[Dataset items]
** Begin **

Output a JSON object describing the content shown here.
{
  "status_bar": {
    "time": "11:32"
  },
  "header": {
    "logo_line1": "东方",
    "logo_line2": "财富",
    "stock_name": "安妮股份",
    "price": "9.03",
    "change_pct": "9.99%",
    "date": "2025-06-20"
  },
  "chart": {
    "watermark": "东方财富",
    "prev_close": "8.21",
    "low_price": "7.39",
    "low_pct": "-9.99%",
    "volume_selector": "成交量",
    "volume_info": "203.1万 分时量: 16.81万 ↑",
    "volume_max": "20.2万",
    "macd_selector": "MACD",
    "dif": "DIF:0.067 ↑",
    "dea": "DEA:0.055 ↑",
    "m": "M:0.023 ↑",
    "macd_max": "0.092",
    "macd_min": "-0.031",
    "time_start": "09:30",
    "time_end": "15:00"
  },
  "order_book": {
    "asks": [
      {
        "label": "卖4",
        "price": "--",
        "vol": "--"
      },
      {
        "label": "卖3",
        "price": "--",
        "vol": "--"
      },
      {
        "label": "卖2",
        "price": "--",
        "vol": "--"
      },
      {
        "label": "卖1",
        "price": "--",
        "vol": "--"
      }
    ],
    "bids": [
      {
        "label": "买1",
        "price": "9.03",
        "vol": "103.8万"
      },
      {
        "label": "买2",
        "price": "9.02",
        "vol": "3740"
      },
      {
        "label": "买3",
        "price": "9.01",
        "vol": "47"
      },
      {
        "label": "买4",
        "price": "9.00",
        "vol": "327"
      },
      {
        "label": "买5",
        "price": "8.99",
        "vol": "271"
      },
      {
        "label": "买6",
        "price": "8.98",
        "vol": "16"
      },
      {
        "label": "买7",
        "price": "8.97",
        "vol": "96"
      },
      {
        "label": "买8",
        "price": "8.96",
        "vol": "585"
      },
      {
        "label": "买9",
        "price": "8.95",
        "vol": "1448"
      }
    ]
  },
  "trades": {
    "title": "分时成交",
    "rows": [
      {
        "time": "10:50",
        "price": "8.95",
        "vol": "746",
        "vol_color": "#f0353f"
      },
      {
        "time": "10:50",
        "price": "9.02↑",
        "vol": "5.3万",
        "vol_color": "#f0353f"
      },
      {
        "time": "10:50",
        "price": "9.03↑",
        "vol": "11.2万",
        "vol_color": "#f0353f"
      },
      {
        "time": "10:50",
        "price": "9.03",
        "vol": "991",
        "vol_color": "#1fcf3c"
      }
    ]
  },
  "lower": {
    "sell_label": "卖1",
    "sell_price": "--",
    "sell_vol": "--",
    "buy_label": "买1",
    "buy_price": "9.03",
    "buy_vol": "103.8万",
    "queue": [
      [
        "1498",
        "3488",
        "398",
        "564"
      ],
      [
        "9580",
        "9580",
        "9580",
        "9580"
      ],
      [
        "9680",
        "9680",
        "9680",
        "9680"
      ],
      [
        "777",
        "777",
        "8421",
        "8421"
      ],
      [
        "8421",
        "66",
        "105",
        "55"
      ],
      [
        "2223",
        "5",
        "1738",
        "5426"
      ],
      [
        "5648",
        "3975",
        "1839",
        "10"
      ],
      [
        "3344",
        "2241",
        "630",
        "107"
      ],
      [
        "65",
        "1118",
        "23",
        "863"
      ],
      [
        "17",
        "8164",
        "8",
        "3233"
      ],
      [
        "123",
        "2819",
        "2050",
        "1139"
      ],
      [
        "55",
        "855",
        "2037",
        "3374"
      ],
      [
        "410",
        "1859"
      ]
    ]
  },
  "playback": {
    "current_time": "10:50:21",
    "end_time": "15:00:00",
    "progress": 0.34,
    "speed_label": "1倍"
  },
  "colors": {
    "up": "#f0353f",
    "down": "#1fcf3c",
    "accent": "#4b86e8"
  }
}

** End **

### Exercise details
Output the whole listing above again, word for word.

### Expected answer
Output a JSON object describing the content shown here.
{
  "status_bar": {
    "time": "11:32"
  },
  "header": {
    "logo_line1": "东方",
    "logo_line2": "财富",
    "stock_name": "安妮股份",
    "price": "9.03",
    "change_pct": "9.99%",
    "date": "2025-06-20"
  },
  "chart": {
    "watermark": "东方财富",
    "prev_close": "8.21",
    "low_price": "7.39",
    "low_pct": "-9.99%",
    "volume_selector": "成交量",
    "volume_info": "203.1万 分时量: 16.81万 ↑",
    "volume_max": "20.2万",
    "macd_selector": "MACD",
    "dif": "DIF:0.067 ↑",
    "dea": "DEA:0.055 ↑",
    "m": "M:0.023 ↑",
    "macd_max": "0.092",
    "macd_min": "-0.031",
    "time_start": "09:30",
    "time_end": "15:00"
  },
  "order_book": {
    "asks": [
      {
        "label": "卖4",
        "price": "--",
        "vol": "--"
      },
      {
        "label": "卖3",
        "price": "--",
        "vol": "--"
      },
      {
        "label": "卖2",
        "price": "--",
        "vol": "--"
      },
      {
        "label": "卖1",
        "price": "--",
        "vol": "--"
      }
    ],
    "bids": [
      {
        "label": "买1",
        "price": "9.03",
        "vol": "103.8万"
      },
      {
        "label": "买2",
        "price": "9.02",
        "vol": "3740"
      },
      {
        "label": "买3",
        "price": "9.01",
        "vol": "47"
      },
      {
        "label": "买4",
        "price": "9.00",
        "vol": "327"
      },
      {
        "label": "买5",
        "price": "8.99",
        "vol": "271"
      },
      {
        "label": "买6",
        "price": "8.98",
        "vol": "16"
      },
      {
        "label": "买7",
        "price": "8.97",
        "vol": "96"
      },
      {
        "label": "买8",
        "price": "8.96",
        "vol": "585"
      },
      {
        "label": "买9",
        "price": "8.95",
        "vol": "1448"
      }
    ]
  },
  "trades": {
    "title": "分时成交",
    "rows": [
      {
        "time": "10:50",
        "price": "8.95",
        "vol": "746",
        "vol_color": "#f0353f"
      },
      {
        "time": "10:50",
        "price": "9.02↑",
        "vol": "5.3万",
        "vol_color": "#f0353f"
      },
      {
        "time": "10:50",
        "price": "9.03↑",
        "vol": "11.2万",
        "vol_color": "#f0353f"
      },
      {
        "time": "10:50",
        "price": "9.03",
        "vol": "991",
        "vol_color": "#1fcf3c"
      }
    ]
  },
  "lower": {
    "sell_label": "卖1",
    "sell_price": "--",
    "sell_vol": "--",
    "buy_label": "买1",
    "buy_price": "9.03",
    "buy_vol": "103.8万",
    "queue": [
      [
        "1498",
        "3488",
        "398",
        "564"
      ],
      [
        "9580",
        "9580",
        "9580",
        "9580"
      ],
      [
        "9680",
        "9680",
        "9680",
        "9680"
      ],
      [
        "777",
        "777",
        "8421",
        "8421"
      ],
      [
        "8421",
        "66",
        "105",
        "55"
      ],
      [
        "2223",
        "5",
        "1738",
        "5426"
      ],
      [
        "5648",
        "3975",
        "1839",
        "10"
      ],
      [
        "3344",
        "2241",
        "630",
        "107"
      ],
      [
        "65",
        "1118",
        "23",
        "863"
      ],
      [
        "17",
        "8164",
        "8",
        "3233"
      ],
      [
        "123",
        "2819",
        "2050",
        "1139"
      ],
      [
        "55",
        "855",
        "2037",
        "3374"
      ],
      [
        "410",
        "1859"
      ]
    ]
  },
  "playback": {
    "current_time": "10:50:21",
    "end_time": "15:00:00",
    "progress": 0.34,
    "speed_label": "1倍"
  },
  "colors": {
    "up": "#f0353f",
    "down": "#1fcf3c",
    "accent": "#4b86e8"
  }
}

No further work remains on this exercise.